- _Stated problem_: Reproduce all records verbatim.

- _Raw records_:
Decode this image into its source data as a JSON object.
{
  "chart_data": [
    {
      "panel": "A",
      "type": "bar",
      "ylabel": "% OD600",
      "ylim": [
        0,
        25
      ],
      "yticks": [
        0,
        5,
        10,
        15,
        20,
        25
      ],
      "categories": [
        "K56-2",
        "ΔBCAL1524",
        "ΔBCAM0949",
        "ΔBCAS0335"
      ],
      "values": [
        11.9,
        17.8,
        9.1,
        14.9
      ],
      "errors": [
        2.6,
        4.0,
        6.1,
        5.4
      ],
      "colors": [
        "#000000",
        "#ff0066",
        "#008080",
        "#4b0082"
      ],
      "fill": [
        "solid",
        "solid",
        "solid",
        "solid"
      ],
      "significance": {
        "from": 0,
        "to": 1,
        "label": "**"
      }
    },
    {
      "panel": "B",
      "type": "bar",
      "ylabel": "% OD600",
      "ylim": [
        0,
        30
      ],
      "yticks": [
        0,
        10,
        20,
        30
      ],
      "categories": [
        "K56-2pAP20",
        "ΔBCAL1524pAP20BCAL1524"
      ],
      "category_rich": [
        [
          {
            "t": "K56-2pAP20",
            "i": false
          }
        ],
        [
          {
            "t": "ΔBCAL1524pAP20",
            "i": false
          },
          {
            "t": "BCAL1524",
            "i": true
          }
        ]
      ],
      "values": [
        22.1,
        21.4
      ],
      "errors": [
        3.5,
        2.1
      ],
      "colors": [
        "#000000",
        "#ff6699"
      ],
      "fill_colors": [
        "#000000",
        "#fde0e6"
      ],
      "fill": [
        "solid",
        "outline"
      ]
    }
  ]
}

- _The reply_:
Decode this image into its source data as a JSON object.
{
  "chart_data": [
    {
      "panel": "A",
      "type": "bar",
      "ylabel": "% OD600",
      "ylim": [
        0,
        25
      ],
      "yticks": [
        0,
        5,
        10,
        15,
        20,
        25
      ],
      "categories": [
        "K56-2",
        "ΔBCAL1524",
        "ΔBCAM0949",
        "ΔBCAS0335"
      ],
      "values": [
        11.9,
        17.8,
        9.1,
        14.9
      ],
      "errors": [
        2.6,
        4.0,
        6.1,
        5.4
      ],
      "colors": [
        "#000000",
        "#ff0066",
        "#008080",
        "#4b0082"
      ],
      "fill": [
        "solid",
        "solid",
        "solid",
        "solid"
      ],
      "significance": {
        "from": 0,
        "to": 1,
        "label": "**"
      }
    },
    {
      "panel": "B",
      "type": "bar",
      "ylabel": "% OD600",
      "ylim": [
        0,
        30
      ],
      "yticks": [
        0,
        10,
        20,
        30
      ],
      "categories": [
        "K56-2pAP20",
        "ΔBCAL1524pAP20BCAL1524"
      ],
      "category_rich": [
        [
          {
            "t": "K56-2pAP20",
            "i": false
          }
        ],
        [
          {
            "t": "ΔBCAL1524pAP20",
            "i": false
          },
          {
            "t": "BCAL1524",
            "i": true
          }
        ]
      ],
      "values": [
        22.1,
        21.4
      ],
      "errors": [
        3.5,
        2.1
      ],
      "colors": [
        "#000000",
        "#ff6699"
      ],
      "fill_colors": [
        "#000000",
        "#fde0e6"
      ],
      "fill": [
        "solid",
        "outline"
      ]
    }
  ]
}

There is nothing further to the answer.